Copy whichever lines contain the string "Approx".

── RECORDS FOR THIS TASK ──

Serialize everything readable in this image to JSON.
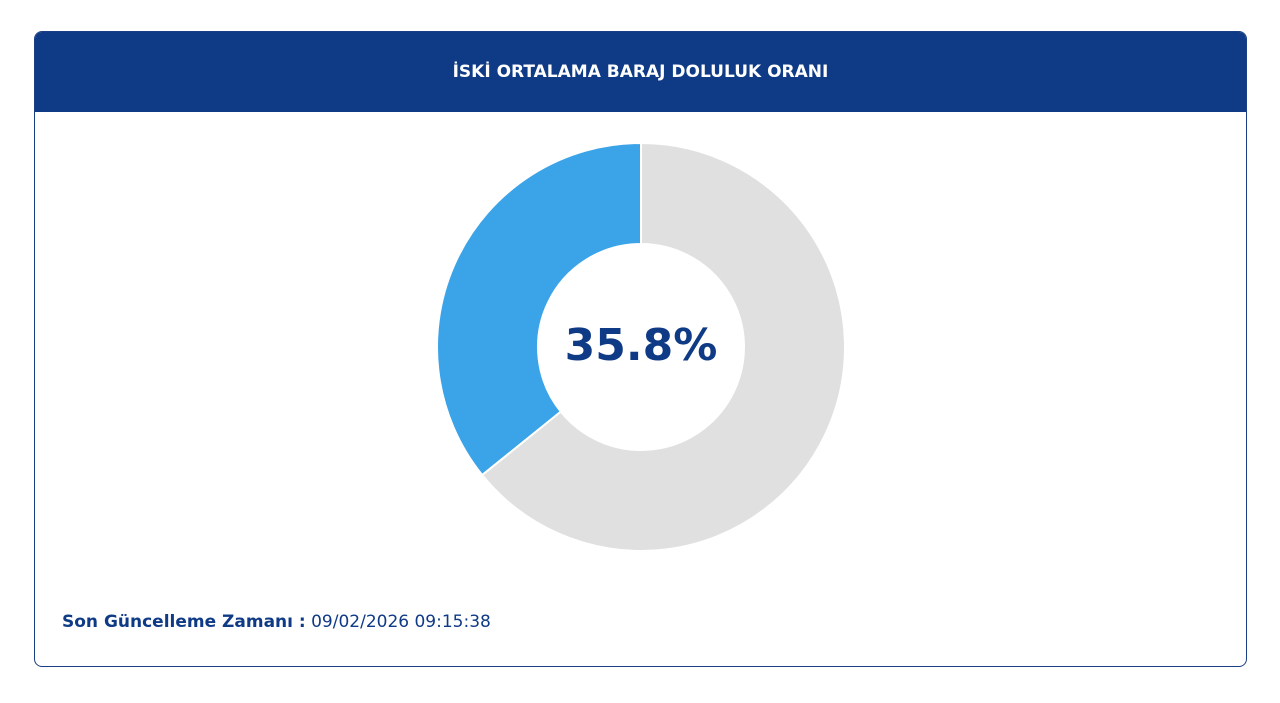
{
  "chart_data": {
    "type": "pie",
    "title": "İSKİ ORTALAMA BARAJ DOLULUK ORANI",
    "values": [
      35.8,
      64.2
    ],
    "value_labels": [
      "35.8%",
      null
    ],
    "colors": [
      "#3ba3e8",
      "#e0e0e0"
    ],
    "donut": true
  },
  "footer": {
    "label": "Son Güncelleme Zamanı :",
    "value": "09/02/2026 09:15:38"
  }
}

───
── RECORDS FOR THIS TASK ──

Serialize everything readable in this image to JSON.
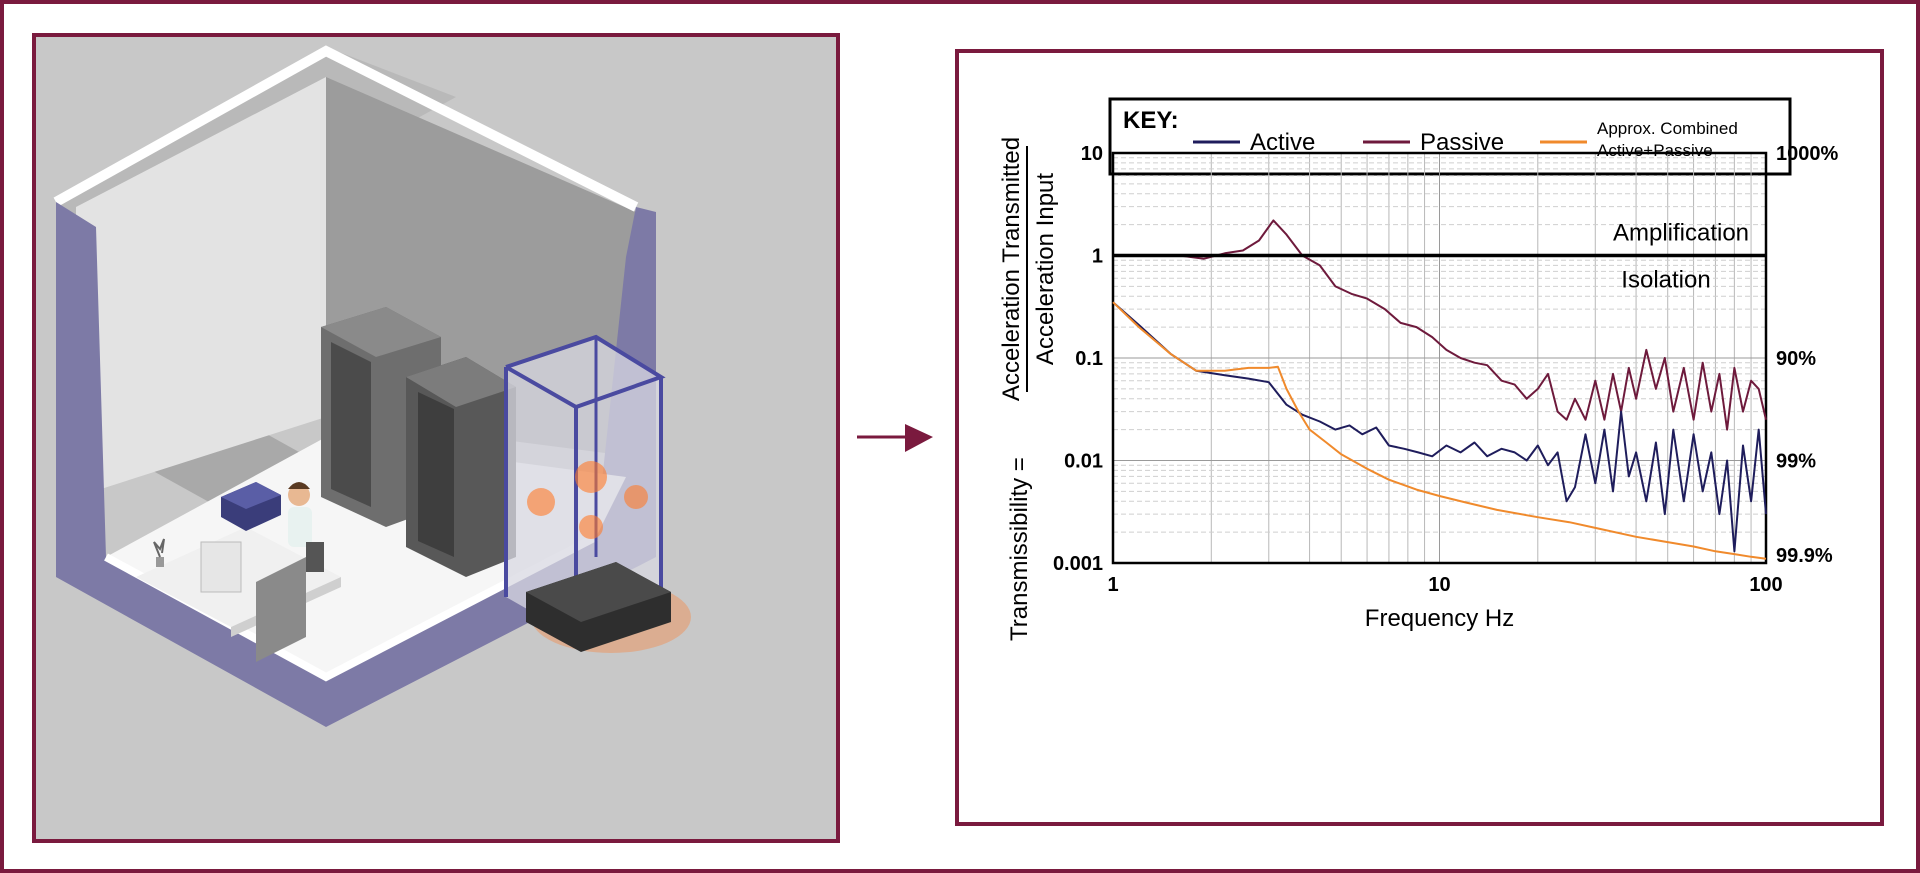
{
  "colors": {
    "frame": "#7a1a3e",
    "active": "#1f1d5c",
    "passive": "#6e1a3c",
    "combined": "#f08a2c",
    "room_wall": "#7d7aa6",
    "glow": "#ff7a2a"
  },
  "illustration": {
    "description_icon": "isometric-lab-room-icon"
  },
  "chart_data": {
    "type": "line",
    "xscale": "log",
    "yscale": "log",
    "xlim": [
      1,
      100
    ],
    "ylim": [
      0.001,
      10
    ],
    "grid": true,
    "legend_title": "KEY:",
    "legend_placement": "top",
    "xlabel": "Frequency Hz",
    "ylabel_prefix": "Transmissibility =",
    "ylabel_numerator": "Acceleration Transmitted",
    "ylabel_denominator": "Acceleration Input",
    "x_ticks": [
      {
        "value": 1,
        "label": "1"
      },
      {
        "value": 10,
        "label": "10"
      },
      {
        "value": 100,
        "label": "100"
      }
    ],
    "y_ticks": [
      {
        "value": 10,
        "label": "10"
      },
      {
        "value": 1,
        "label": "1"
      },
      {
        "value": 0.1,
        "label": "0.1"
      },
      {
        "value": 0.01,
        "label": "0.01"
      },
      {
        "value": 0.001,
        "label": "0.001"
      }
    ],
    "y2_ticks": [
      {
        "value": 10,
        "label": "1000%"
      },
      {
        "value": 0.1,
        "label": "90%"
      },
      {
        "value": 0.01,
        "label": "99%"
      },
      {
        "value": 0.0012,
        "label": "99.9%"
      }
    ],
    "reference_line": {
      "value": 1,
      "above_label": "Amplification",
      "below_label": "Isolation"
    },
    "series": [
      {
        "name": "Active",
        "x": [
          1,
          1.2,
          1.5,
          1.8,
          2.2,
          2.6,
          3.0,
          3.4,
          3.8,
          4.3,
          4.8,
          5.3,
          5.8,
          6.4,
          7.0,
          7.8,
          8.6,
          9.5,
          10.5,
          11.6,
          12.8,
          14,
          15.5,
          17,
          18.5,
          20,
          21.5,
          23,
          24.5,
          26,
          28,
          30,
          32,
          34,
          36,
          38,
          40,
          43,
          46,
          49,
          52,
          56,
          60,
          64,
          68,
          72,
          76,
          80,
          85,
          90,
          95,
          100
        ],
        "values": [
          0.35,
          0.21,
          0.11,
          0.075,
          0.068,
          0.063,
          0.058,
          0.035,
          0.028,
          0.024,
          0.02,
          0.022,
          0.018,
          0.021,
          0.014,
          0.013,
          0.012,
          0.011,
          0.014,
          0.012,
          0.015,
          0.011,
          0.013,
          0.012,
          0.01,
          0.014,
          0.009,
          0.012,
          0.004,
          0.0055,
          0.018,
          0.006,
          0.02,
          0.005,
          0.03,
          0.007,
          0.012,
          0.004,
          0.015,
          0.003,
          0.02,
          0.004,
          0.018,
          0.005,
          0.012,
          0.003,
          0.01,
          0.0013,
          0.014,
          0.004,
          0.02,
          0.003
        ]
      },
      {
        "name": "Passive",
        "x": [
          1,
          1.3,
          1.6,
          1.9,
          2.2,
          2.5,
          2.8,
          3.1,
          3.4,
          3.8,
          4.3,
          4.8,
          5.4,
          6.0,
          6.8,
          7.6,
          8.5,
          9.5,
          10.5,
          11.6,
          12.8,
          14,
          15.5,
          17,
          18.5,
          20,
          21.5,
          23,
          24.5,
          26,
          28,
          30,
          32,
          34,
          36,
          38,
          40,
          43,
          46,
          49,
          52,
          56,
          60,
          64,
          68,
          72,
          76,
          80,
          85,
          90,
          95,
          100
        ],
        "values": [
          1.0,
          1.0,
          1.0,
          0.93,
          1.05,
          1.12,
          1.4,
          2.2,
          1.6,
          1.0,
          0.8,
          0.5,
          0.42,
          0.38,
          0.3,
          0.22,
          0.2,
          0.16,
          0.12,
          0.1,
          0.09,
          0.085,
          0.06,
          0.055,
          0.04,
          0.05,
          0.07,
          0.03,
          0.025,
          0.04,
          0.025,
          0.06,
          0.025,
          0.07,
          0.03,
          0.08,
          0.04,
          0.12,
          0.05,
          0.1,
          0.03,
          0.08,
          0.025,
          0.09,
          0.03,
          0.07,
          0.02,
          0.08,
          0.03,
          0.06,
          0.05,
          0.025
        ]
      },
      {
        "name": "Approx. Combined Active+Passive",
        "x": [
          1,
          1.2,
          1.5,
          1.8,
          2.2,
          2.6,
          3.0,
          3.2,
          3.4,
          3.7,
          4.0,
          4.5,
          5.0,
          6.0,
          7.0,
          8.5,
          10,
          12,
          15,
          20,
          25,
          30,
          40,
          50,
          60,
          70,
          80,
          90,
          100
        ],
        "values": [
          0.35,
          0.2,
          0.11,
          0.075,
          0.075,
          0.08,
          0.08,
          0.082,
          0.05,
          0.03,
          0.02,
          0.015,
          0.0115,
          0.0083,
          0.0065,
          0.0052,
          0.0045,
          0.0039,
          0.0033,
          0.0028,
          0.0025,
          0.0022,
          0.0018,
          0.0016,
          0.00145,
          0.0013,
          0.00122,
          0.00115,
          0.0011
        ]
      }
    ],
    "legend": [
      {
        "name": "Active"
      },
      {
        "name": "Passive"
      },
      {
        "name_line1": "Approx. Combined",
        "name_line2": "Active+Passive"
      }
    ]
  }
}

───

> [RESPONSE TO THIS TASK]
        "name": "Approx. Combined Active+Passive",
        "name_line1": "Approx. Combined",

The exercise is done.